### Texte
Elle apprend le chinois en 1988 à l’Université de Beijing. Imprégnée par la culture chinoise, son regard s’affine et transforme la réalité : les lotus desséchés sur le lac de Hangzhou, deviennent par exemple autant de Hànzì « calligraphiés » à la surface de l’eau.
Chaque année elle revient en Chine pour y puiser une nouvelle inspiration.
« 1984 » est une sélection de photos de ses premiers voyages en Chine (Guangxi, Beijing, Huangshan). Paysages et visages d’une autre époque sont présents. Pour cette grande voyageuse, la photo « révèle sa relation entre le tangible et l’imaginaire, la réalité et la fiction ». Dans les scènes représentées, l’Homme n’est qu’une partie de la Nature. Il ne la maîtrise pas encore, ne la détourne pas autant à son seul avantage...
C’est sa deuxième exposition solo chez M97 Shanghai.
Hiroshi Maeda, photographe japonais de 63 ans, poursuit toujours les lucioles ! Rassurez-vous rien d’étrange, mais plutôt sa volonté de témoigner à travers son travail, des effets sur certains lieux, de l’anthropocène. Les lucioles sont en effet le signe d’une bonne qualité de l’air et des eaux. Celles-ci revenues, l’artiste montre de manière poétique « la possibilité d’inverser les effets néfastes de l’homme et de l’industrie sur l’environnement. »
Il utilise des temps d’exposition longs et des images superposées. Ces noirs sont renforcés par des pigments de charbon de bois.
Il a étudié la peinture à Tokyo puis à Paris à l’EnsAD. Il y est professeur pour le département photo. « Fireflies » est sa 1ère expo solo à M97 Shanghai.
Peinture/sculpture

« In Between Days IX ».
Jusqu’au 31 août 2019. Art + Shanghai Gallery, du mardi au dimanche, de 10h à 19h.
Adresse :191, Nan Suzhou lu/Sichuan lu, Huangpu District.
Métro : Lignes 10 et 12, St. Tiantong road.
Tel : +86 21 6333 7223 ; Contact : contact@artplusshanghai.com
Site : www.artplusshanghai.com
Dans cette ambiance presque de fin d’année, avant la trêve estivale, Art+ Shanghai Gallery nous propose pour la IXème édition, toujours à cette période, une exposition de différents artistes qu’elle représente déjà. Mais ce sera une 1ère pour Sha Shuang et Ouyang Sulong , tout juste diplômés de la prestigieuse CAFA (Institut des Beaux-Arts de Beijing) et repérés lors du concours final. La majorité des œuvres est inédite, les techniques et matériaux employés, variés.
Ce type d’exposition collective, permet de découvrir une bonne partie de l’ADN d’une galerie. Sept artistes sont représentés : Sha Shuang, Tan Danwu, TuCho, Wang Haichuan, Zhang Wen, Zhang Zhenxue, Ouyang Sulong.

### Données fournies
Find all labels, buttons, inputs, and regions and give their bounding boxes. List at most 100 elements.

### Votre objectif
Pouvez-vous prolonger le texte sur les expositions d'art à Shanghai en partant de sa dernière phrase ?

### Réponse rédigée
Pour certains d’entre eux, ce fut l’occasion de travailler de nouveaux matériaux, avec de nouvelles techniques, comme Zhang Zhenxue. Dans sa dernière série, il peignait l’abstraction de l’eau, là il joue avec l’espace positif et négatif d’une sculpture fine en acier peint. La lumière lui assure une 3ème dimension.
Cette série est plus « sombre » dans les 2 sens du terme : le noir remplace les bleus, les êtres semblent vivre des moments extrêmes : un dernier baiser « Castle », un couple de dos se soutient « Rescue »…
Pour Tan Danwu, le monde est plutôt blanc ! C’est celui de la porcelaine chinoise qu’il réinvente et détourne. Sculpteur né en 1986 dans le Hunan, il passe des représentations presque abstraites de la folle urbanisation en Chine, dans sa dernière exposition (Nov 2017), à un univers plus ancien et chinois avec un palais (triptyque) et une pagode, toujours en élégantes « gaufrettes » de porcelaine d’une fausse légèreté.
Technique : Tan Danwu a réutilisé en fait, la forme gaufrée des supports internes des pièces de porcelaine, avant cuisson. Il en fait un positif de porcelaine par moules successifs. Noir, du trait de rehaut et blancheur immaculée de la porcelaine, rappellent la tradition chinoise et sa sobriété des couleurs parfois, afin de valoriser la forme.
Zhang Wen reste dans son monde de l’enfance et son discours sur l’innocence, décrit un monde sans adulte, où des petits personnages goûtent la joie de l’instant et de la découverte. Sa maîtrise de la technique des encres couleur sur papier de lin, donne une esthétique japonisante, à ses paysages.
Wang Huichan fait figure d’ancien au milieu de ces jeunes artistes. On peut dire qu’il a eu déjà plusieurs vies. Pour lui, l’Art ne peut être déconnecté de ce que vivent ses Frères. Il crée des ateliers sociaux d’art, auprès des ouvriers des mines de cuivre sans emploi, ou de la population de quartiers en destruction, en utilisant des photos faites par elle dans son travail.

(Crédit photo : B. Maugein)
Il présente 2 sculptures : 2 « portes/ rébus », auxquelles il donne une nouvelle vie, un nouveau sens, une nouvelle esthétique grâce à la peinture, aux collages etc. À vous de jouer avec votre imaginaire…
Wang Huichan a un vrai succès auprès des collectionneurs allemands notamment. Il va d’ailleurs faire une masterclass à Dusseldorf… qui financera sans nul doute, de nouveaux projets sociaux !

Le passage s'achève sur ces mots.